[Stored data]
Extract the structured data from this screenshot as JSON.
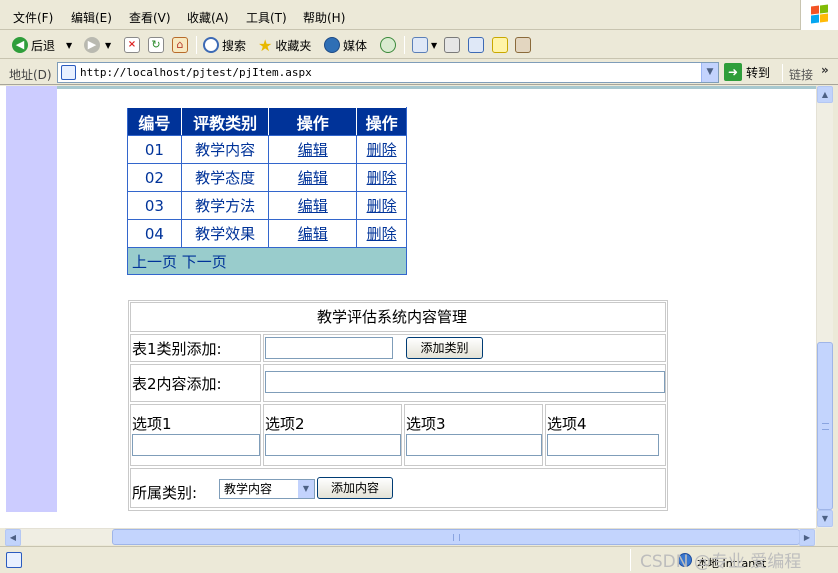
{
  "menu": {
    "items": [
      "文件(F)",
      "编辑(E)",
      "查看(V)",
      "收藏(A)",
      "工具(T)",
      "帮助(H)"
    ]
  },
  "toolbar": {
    "back_label": "后退",
    "search_label": "搜索",
    "favorites_label": "收藏夹",
    "media_label": "媒体"
  },
  "address": {
    "label": "地址(D)",
    "url": "http://localhost/pjtest/pjItem.aspx",
    "go_label": "转到",
    "links_label": "链接",
    "more": "»"
  },
  "grid": {
    "headers": [
      "编号",
      "评教类别",
      "操作",
      "操作"
    ],
    "rows": [
      {
        "id": "01",
        "category": "教学内容",
        "edit": "编辑",
        "delete": "删除"
      },
      {
        "id": "02",
        "category": "教学态度",
        "edit": "编辑",
        "delete": "删除"
      },
      {
        "id": "03",
        "category": "教学方法",
        "edit": "编辑",
        "delete": "删除"
      },
      {
        "id": "04",
        "category": "教学效果",
        "edit": "编辑",
        "delete": "删除"
      }
    ],
    "prev_label": "上一页",
    "next_label": "下一页"
  },
  "mgmt": {
    "title": "教学评估系统内容管理",
    "category_add_label": "表1类别添加:",
    "category_input_value": "",
    "add_category_button": "添加类别",
    "content_add_label": "表2内容添加:",
    "content_input_value": "",
    "option1_label": "选项1",
    "option2_label": "选项2",
    "option3_label": "选项3",
    "option4_label": "选项4",
    "category_select_label": "所属类别:",
    "category_select_value": "教学内容",
    "add_content_button": "添加内容"
  },
  "status": {
    "zone": "本地 Intranet",
    "watermark": "CSDN @专业 爱编程"
  },
  "colors": {
    "grid_header_bg": "#003399",
    "grid_pager_bg": "#99CCCC",
    "grid_text": "#003399",
    "left_strip": "#CCCCFF"
  }
}
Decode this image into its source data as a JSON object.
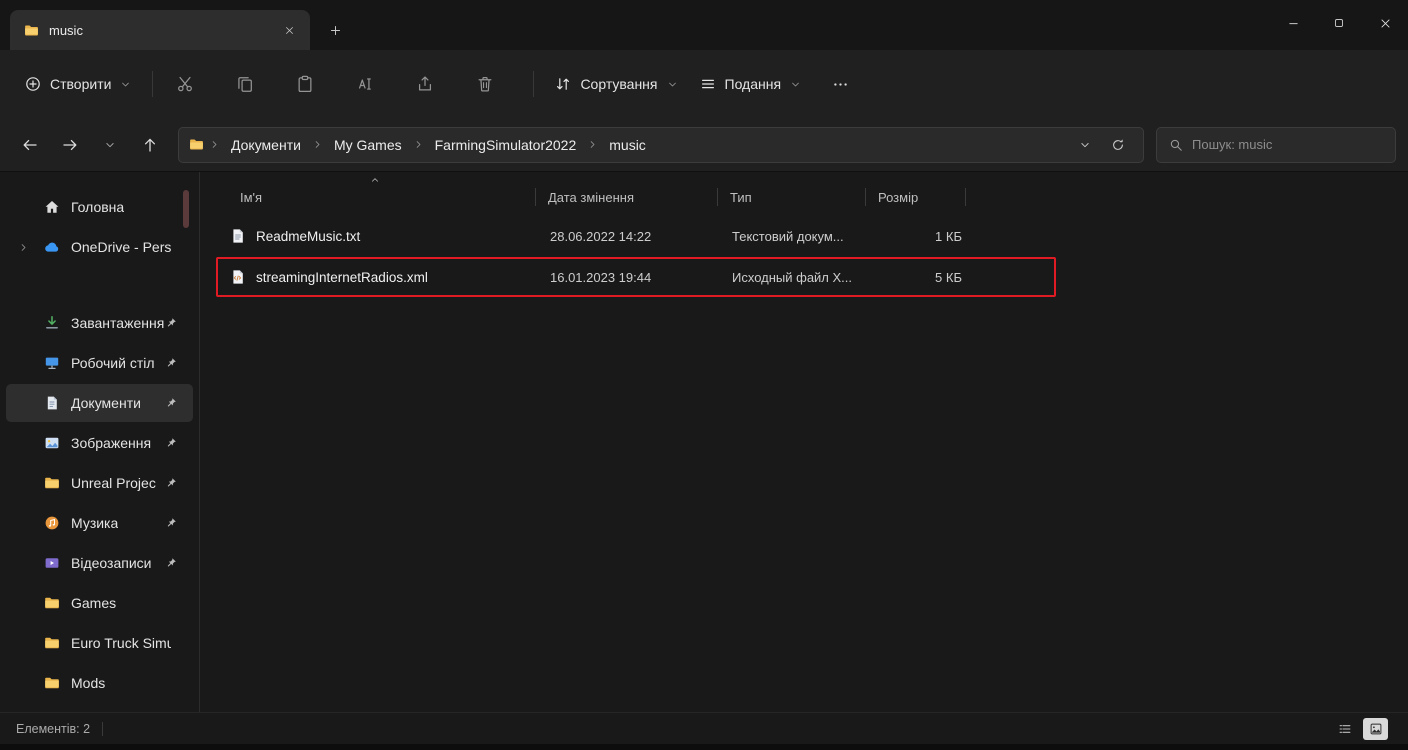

- Aim of the task: Repeat the material exactly as it reads, without any of its pictures.

- Response to the task:
Extract the structured data from this screenshot as JSON.
{
  "menu": {
    "items": [
      "文件(F)",
      "编辑(E)",
      "查看(V)",
      "收藏(A)",
      "工具(T)",
      "帮助(H)"
    ]
  },
  "toolbar": {
    "back_label": "后退",
    "search_label": "搜索",
    "favorites_label": "收藏夹",
    "media_label": "媒体"
  },
  "address": {
    "label": "地址(D)",
    "url": "http://localhost/pjtest/pjItem.aspx",
    "go_label": "转到",
    "links_label": "链接",
    "more": "»"
  },
  "grid": {
    "headers": [
      "编号",
      "评教类别",
      "操作",
      "操作"
    ],
    "rows": [
      {
        "id": "01",
        "category": "教学内容",
        "edit": "编辑",
        "delete": "删除"
      },
      {
        "id": "02",
        "category": "教学态度",
        "edit": "编辑",
        "delete": "删除"
      },
      {
        "id": "03",
        "category": "教学方法",
        "edit": "编辑",
        "delete": "删除"
      },
      {
        "id": "04",
        "category": "教学效果",
        "edit": "编辑",
        "delete": "删除"
      }
    ],
    "prev_label": "上一页",
    "next_label": "下一页"
  },
  "mgmt": {
    "title": "教学评估系统内容管理",
    "category_add_label": "表1类别添加:",
    "category_input_value": "",
    "add_category_button": "添加类别",
    "content_add_label": "表2内容添加:",
    "content_input_value": "",
    "option1_label": "选项1",
    "option2_label": "选项2",
    "option3_label": "选项3",
    "option4_label": "选项4",
    "category_select_label": "所属类别:",
    "category_select_value": "教学内容",
    "add_content_button": "添加内容"
  },
  "status": {
    "zone": "本地 Intranet",
    "watermark": "CSDN @专业 爱编程"
  },
  "colors": {
    "grid_header_bg": "#003399",
    "grid_pager_bg": "#99CCCC",
    "grid_text": "#003399",
    "left_strip": "#CCCCFF"
  }
}
Decode this image into its source data as a JSON object.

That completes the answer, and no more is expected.